- [Your task]
Quote the whole listing verbatim.
##### Rows
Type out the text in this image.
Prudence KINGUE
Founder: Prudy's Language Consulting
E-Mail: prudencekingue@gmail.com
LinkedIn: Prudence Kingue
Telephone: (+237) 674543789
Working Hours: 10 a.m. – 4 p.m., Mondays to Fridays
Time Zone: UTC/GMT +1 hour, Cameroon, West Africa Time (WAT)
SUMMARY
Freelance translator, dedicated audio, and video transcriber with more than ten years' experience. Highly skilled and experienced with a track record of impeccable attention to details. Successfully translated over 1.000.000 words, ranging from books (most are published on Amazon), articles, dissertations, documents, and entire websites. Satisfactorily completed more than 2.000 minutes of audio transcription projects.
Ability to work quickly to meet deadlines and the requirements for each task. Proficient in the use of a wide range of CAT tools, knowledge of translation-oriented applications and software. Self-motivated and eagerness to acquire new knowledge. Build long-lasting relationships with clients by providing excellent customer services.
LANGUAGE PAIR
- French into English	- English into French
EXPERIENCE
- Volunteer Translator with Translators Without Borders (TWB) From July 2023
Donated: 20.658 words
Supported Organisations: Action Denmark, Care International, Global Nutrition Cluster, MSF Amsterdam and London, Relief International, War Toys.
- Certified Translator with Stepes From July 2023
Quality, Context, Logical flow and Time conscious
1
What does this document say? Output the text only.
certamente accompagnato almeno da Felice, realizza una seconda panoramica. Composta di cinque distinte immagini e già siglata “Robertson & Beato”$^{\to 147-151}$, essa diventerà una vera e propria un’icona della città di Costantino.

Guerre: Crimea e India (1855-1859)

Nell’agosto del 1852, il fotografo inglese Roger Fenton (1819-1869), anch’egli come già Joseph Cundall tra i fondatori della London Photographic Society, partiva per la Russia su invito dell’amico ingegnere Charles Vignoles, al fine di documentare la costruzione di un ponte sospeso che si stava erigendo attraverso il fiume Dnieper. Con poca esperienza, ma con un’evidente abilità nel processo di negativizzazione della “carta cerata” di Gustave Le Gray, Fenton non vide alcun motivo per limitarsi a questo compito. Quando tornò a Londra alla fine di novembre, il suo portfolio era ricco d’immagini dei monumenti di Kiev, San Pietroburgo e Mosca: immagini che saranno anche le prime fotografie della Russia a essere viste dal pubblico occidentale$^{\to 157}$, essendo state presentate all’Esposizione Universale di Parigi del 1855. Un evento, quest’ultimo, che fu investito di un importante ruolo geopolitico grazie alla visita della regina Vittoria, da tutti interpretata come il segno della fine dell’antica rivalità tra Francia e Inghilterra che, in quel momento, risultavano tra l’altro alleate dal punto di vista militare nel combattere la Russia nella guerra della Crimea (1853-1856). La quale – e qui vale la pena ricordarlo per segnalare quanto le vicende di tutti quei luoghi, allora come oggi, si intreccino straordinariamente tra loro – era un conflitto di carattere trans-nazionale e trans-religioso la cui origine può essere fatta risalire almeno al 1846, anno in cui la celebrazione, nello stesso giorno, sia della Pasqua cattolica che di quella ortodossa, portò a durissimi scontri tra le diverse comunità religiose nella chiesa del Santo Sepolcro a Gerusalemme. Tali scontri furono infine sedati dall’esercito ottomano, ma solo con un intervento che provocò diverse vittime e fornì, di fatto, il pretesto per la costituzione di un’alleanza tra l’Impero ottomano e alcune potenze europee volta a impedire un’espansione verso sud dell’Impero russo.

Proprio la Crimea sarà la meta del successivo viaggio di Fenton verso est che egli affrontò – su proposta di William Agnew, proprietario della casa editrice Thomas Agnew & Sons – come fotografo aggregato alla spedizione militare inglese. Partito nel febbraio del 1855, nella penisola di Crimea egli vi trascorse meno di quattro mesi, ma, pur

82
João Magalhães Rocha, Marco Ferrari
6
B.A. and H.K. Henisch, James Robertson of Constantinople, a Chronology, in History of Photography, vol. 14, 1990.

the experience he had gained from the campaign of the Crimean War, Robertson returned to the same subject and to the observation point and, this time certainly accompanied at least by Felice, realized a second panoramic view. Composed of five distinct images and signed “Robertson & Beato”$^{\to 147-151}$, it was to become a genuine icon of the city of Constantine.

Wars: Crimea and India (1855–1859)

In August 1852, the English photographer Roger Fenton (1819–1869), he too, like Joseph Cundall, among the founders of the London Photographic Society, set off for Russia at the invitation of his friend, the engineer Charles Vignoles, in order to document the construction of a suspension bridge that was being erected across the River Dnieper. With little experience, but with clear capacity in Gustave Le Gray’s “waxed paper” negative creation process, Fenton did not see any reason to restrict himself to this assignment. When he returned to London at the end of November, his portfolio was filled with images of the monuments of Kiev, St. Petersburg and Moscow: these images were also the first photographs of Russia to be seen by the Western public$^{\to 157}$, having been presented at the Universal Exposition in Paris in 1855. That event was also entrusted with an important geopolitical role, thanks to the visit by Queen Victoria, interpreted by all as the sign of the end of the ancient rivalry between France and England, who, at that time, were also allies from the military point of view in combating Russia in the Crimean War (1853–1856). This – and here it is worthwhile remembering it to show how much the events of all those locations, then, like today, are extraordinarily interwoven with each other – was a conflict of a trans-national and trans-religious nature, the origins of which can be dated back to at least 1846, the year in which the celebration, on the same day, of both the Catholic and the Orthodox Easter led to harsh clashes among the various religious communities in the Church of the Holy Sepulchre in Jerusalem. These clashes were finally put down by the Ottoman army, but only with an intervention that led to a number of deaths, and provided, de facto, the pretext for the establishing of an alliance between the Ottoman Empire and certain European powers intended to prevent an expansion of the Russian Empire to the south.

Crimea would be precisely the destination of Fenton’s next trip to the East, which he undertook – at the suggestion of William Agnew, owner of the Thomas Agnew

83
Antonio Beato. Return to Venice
##########
- [Task result]
Type out the text in this image.
Prudence KINGUE
Founder: Prudy's Language Consulting
E-Mail: prudencekingue@gmail.com
LinkedIn: Prudence Kingue
Telephone: (+237) 674543789
Working Hours: 10 a.m. – 4 p.m., Mondays to Fridays
Time Zone: UTC/GMT +1 hour, Cameroon, West Africa Time (WAT)
SUMMARY
Freelance translator, dedicated audio, and video transcriber with more than ten years' experience. Highly skilled and experienced with a track record of impeccable attention to details. Successfully translated over 1.000.000 words, ranging from books (most are published on Amazon), articles, dissertations, documents, and entire websites. Satisfactorily completed more than 2.000 minutes of audio transcription projects.
Ability to work quickly to meet deadlines and the requirements for each task. Proficient in the use of a wide range of CAT tools, knowledge of translation-oriented applications and software. Self-motivated and eagerness to acquire new knowledge. Build long-lasting relationships with clients by providing excellent customer services.
LANGUAGE PAIR
- French into English	- English into French
EXPERIENCE
- Volunteer Translator with Translators Without Borders (TWB) From July 2023
Donated: 20.658 words
Supported Organisations: Action Denmark, Care International, Global Nutrition Cluster, MSF Amsterdam and London, Relief International, War Toys.
- Certified Translator with Stepes From July 2023
Quality, Context, Logical flow and Time conscious
1
What does this document say? Output the text only.
certamente accompagnato almeno da Felice, realizza una seconda panoramica. Composta di cinque distinte immagini e già siglata “Robertson & Beato”$^{\to 147-151}$, essa diventerà una vera e propria un’icona della città di Costantino.

Guerre: Crimea e India (1855-1859)

Nell’agosto del 1852, il fotografo inglese Roger Fenton (1819-1869), anch’egli come già Joseph Cundall tra i fondatori della London Photographic Society, partiva per la Russia su invito dell’amico ingegnere Charles Vignoles, al fine di documentare la costruzione di un ponte sospeso che si stava erigendo attraverso il fiume Dnieper. Con poca esperienza, ma con un’evidente abilità nel processo di negativizzazione della “carta cerata” di Gustave Le Gray, Fenton non vide alcun motivo per limitarsi a questo compito. Quando tornò a Londra alla fine di novembre, il suo portfolio era ricco d’immagini dei monumenti di Kiev, San Pietroburgo e Mosca: immagini che saranno anche le prime fotografie della Russia a essere viste dal pubblico occidentale$^{\to 157}$, essendo state presentate all’Esposizione Universale di Parigi del 1855. Un evento, quest’ultimo, che fu investito di un importante ruolo geopolitico grazie alla visita della regina Vittoria, da tutti interpretata come il segno della fine dell’antica rivalità tra Francia e Inghilterra che, in quel momento, risultavano tra l’altro alleate dal punto di vista militare nel combattere la Russia nella guerra della Crimea (1853-1856). La quale – e qui vale la pena ricordarlo per segnalare quanto le vicende di tutti quei luoghi, allora come oggi, si intreccino straordinariamente tra loro – era un conflitto di carattere trans-nazionale e trans-religioso la cui origine può essere fatta risalire almeno al 1846, anno in cui la celebrazione, nello stesso giorno, sia della Pasqua cattolica che di quella ortodossa, portò a durissimi scontri tra le diverse comunità religiose nella chiesa del Santo Sepolcro a Gerusalemme. Tali scontri furono infine sedati dall’esercito ottomano, ma solo con un intervento che provocò diverse vittime e fornì, di fatto, il pretesto per la costituzione di un’alleanza tra l’Impero ottomano e alcune potenze europee volta a impedire un’espansione verso sud dell’Impero russo.

Proprio la Crimea sarà la meta del successivo viaggio di Fenton verso est che egli affrontò – su proposta di William Agnew, proprietario della casa editrice Thomas Agnew & Sons – come fotografo aggregato alla spedizione militare inglese. Partito nel febbraio del 1855, nella penisola di Crimea egli vi trascorse meno di quattro mesi, ma, pur

82
João Magalhães Rocha, Marco Ferrari
6
B.A. and H.K. Henisch, James Robertson of Constantinople, a Chronology, in History of Photography, vol. 14, 1990.

the experience he had gained from the campaign of the Crimean War, Robertson returned to the same subject and to the observation point and, this time certainly accompanied at least by Felice, realized a second panoramic view. Composed of five distinct images and signed “Robertson & Beato”$^{\to 147-151}$, it was to become a genuine icon of the city of Constantine.

Wars: Crimea and India (1855–1859)

In August 1852, the English photographer Roger Fenton (1819–1869), he too, like Joseph Cundall, among the founders of the London Photographic Society, set off for Russia at the invitation of his friend, the engineer Charles Vignoles, in order to document the construction of a suspension bridge that was being erected across the River Dnieper. With little experience, but with clear capacity in Gustave Le Gray’s “waxed paper” negative creation process, Fenton did not see any reason to restrict himself to this assignment. When he returned to London at the end of November, his portfolio was filled with images of the monuments of Kiev, St. Petersburg and Moscow: these images were also the first photographs of Russia to be seen by the Western public$^{\to 157}$, having been presented at the Universal Exposition in Paris in 1855. That event was also entrusted with an important geopolitical role, thanks to the visit by Queen Victoria, interpreted by all as the sign of the end of the ancient rivalry between France and England, who, at that time, were also allies from the military point of view in combating Russia in the Crimean War (1853–1856). This – and here it is worthwhile remembering it to show how much the events of all those locations, then, like today, are extraordinarily interwoven with each other – was a conflict of a trans-national and trans-religious nature, the origins of which can be dated back to at least 1846, the year in which the celebration, on the same day, of both the Catholic and the Orthodox Easter led to harsh clashes among the various religious communities in the Church of the Holy Sepulchre in Jerusalem. These clashes were finally put down by the Ottoman army, but only with an intervention that led to a number of deaths, and provided, de facto, the pretext for the establishing of an alliance between the Ottoman Empire and certain European powers intended to prevent an expansion of the Russian Empire to the south.

Crimea would be precisely the destination of Fenton’s next trip to the East, which he undertook – at the suggestion of William Agnew, owner of the Thomas Agnew

83
Antonio Beato. Return to Venice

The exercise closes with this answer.